What you are asked to do: Identify every line in the records below that contains the word "ريشة", and copy each of those lines.
◆ ◆ ◆
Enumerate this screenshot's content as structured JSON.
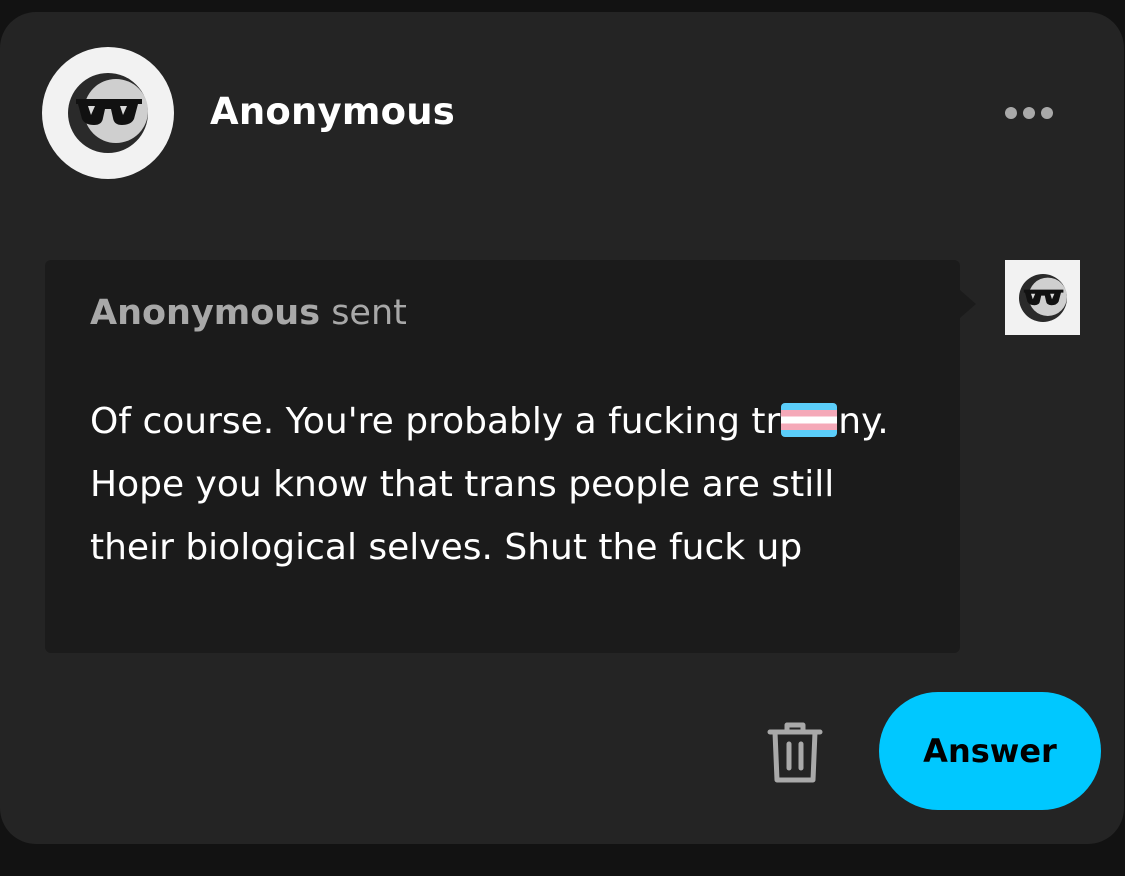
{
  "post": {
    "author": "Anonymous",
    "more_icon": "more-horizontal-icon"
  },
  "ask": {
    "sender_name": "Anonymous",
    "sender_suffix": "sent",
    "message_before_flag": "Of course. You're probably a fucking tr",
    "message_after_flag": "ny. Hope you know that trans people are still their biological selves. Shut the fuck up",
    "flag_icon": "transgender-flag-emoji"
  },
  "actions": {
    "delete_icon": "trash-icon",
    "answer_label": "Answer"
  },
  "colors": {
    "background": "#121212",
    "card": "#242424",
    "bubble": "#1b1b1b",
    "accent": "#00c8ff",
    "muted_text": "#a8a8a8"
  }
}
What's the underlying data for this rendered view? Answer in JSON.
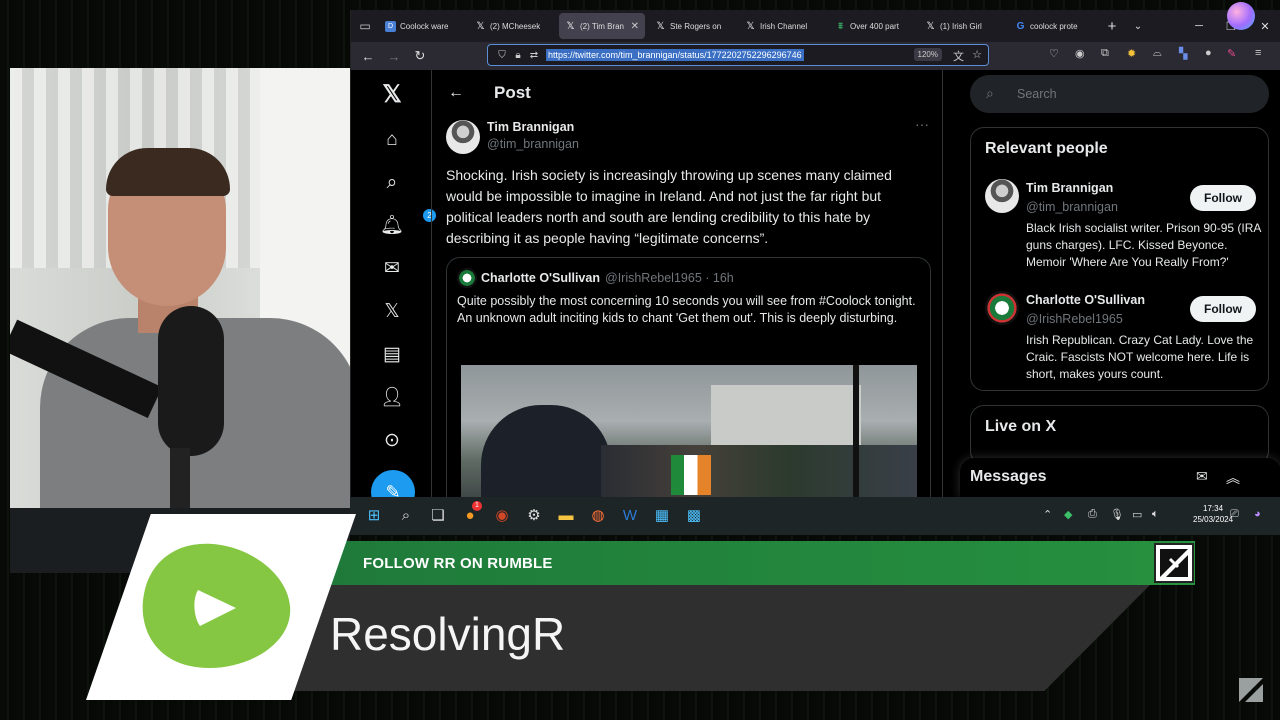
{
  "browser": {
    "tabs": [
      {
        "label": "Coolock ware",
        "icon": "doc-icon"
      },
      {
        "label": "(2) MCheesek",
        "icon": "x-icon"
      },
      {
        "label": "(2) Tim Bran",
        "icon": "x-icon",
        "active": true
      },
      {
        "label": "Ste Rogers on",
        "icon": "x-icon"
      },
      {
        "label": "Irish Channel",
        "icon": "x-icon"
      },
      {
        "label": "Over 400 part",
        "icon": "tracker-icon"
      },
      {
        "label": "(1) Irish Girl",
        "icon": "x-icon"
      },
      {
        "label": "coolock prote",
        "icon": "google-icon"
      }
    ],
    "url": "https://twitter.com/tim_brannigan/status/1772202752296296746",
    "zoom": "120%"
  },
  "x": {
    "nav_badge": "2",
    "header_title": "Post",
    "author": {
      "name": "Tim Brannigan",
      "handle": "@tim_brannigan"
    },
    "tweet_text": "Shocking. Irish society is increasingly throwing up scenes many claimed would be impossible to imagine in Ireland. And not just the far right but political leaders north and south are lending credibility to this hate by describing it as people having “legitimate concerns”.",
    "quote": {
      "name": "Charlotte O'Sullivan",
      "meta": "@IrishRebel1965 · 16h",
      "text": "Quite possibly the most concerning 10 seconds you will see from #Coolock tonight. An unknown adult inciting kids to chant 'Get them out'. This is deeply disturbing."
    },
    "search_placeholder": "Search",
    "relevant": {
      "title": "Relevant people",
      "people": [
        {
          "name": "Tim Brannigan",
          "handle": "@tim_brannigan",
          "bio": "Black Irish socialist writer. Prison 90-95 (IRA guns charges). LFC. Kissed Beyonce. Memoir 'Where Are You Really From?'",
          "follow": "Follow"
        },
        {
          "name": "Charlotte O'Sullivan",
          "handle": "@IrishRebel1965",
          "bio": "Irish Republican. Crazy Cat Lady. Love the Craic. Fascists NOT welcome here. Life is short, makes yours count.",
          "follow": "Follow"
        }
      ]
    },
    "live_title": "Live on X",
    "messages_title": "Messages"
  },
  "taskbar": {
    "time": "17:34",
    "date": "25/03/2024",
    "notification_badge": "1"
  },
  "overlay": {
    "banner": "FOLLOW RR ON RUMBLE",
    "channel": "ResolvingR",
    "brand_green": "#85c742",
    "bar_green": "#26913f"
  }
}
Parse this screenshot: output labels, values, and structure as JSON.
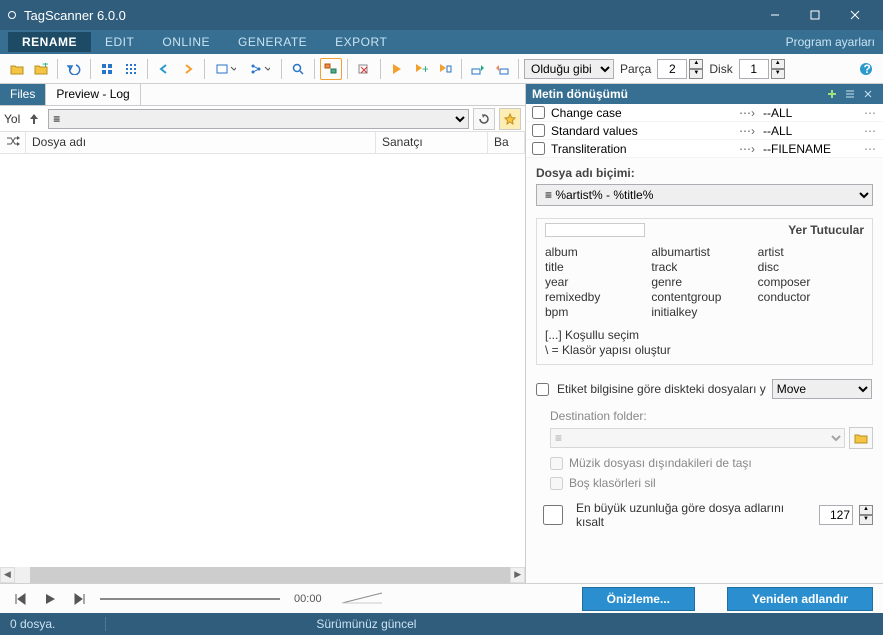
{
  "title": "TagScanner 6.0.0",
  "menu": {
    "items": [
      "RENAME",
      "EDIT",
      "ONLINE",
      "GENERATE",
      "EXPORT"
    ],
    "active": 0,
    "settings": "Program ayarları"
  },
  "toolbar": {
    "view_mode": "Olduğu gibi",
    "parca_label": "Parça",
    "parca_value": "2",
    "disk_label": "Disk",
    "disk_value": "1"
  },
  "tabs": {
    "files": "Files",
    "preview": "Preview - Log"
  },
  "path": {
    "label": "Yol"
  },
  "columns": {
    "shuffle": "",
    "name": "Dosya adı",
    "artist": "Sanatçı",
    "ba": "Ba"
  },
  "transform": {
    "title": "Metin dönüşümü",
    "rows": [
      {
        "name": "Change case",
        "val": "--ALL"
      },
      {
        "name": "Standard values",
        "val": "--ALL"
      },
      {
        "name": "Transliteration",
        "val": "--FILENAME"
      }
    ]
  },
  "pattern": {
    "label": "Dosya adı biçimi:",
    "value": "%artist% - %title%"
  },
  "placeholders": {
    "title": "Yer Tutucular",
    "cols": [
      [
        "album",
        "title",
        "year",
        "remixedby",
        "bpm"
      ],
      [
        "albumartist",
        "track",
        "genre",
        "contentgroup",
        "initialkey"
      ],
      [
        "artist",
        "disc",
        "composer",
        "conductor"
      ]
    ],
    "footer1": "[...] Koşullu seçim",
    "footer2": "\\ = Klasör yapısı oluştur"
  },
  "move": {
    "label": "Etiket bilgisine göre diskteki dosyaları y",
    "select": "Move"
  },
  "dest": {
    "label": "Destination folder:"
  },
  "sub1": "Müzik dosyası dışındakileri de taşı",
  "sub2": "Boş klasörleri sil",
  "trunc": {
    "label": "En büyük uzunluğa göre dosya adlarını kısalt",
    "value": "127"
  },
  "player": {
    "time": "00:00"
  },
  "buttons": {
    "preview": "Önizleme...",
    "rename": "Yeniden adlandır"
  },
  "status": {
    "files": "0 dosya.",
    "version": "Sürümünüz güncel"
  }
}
◆ ◆ ◆
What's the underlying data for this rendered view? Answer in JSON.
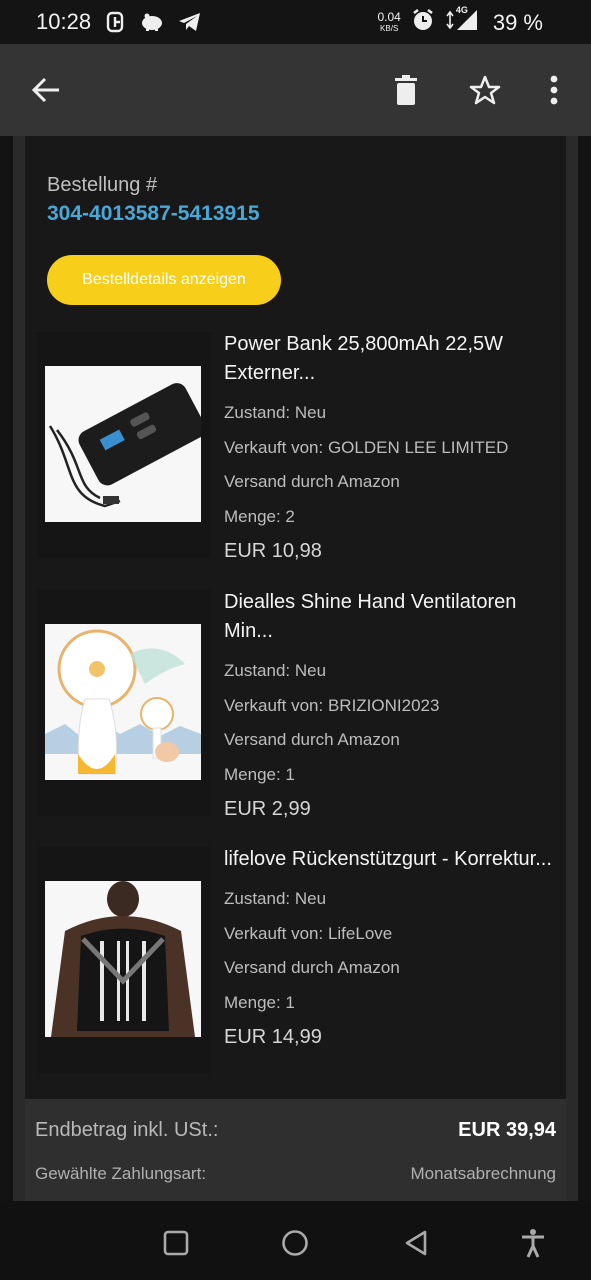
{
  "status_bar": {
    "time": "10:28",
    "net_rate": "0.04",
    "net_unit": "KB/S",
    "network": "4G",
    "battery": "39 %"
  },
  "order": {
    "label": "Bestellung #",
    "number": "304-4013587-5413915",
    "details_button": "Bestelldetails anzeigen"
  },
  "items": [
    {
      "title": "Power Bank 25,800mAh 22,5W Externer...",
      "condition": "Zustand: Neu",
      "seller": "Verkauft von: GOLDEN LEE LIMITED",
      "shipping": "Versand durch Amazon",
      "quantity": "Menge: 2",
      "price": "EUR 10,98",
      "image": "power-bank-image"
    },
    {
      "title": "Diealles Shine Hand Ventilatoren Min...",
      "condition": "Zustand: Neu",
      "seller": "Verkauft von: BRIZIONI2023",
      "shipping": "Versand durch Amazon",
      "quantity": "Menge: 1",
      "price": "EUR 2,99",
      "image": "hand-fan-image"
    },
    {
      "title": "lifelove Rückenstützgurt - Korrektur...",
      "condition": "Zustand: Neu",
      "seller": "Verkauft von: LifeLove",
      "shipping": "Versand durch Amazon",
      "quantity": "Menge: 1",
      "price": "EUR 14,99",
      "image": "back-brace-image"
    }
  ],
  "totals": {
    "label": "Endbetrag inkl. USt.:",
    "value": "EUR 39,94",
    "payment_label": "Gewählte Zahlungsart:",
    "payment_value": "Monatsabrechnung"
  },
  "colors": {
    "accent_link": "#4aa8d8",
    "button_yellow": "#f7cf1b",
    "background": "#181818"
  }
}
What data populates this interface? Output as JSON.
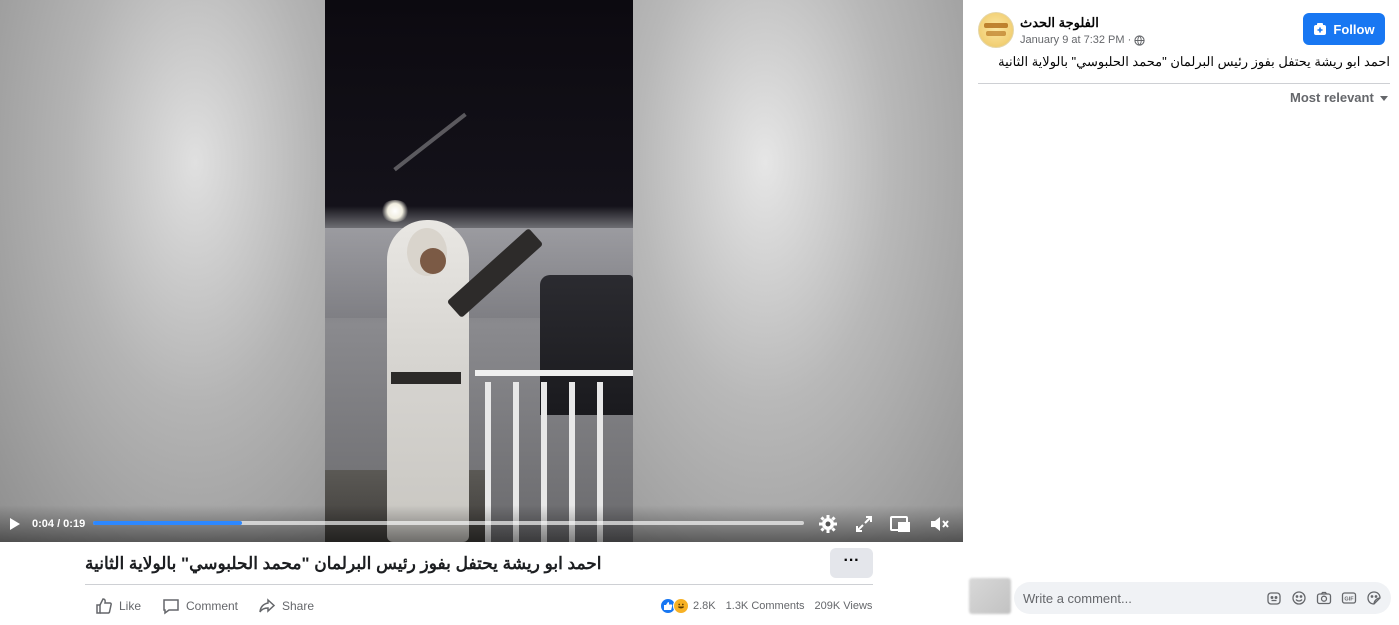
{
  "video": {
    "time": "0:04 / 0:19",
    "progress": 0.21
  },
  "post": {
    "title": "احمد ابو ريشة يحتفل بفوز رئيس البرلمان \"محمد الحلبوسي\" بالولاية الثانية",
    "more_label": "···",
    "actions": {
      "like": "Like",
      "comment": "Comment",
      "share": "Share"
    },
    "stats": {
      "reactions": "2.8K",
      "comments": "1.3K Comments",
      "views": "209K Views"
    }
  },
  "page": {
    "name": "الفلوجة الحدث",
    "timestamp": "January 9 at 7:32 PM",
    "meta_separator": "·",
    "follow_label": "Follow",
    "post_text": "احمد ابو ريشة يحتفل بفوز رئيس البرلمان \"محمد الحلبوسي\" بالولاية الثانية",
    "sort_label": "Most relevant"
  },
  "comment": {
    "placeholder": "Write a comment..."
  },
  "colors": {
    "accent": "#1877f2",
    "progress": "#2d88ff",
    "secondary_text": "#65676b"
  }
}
◆ ◆ ◆
Exercise result:
    "title": "احمد ابو ريشة يحتفل بفوز رئيس البرلمان \"محمد الحلبوسي\" بالولاية الثانية",
    "post_text": "احمد ابو ريشة يحتفل بفوز رئيس البرلمان \"محمد الحلبوسي\" بالولاية الثانية",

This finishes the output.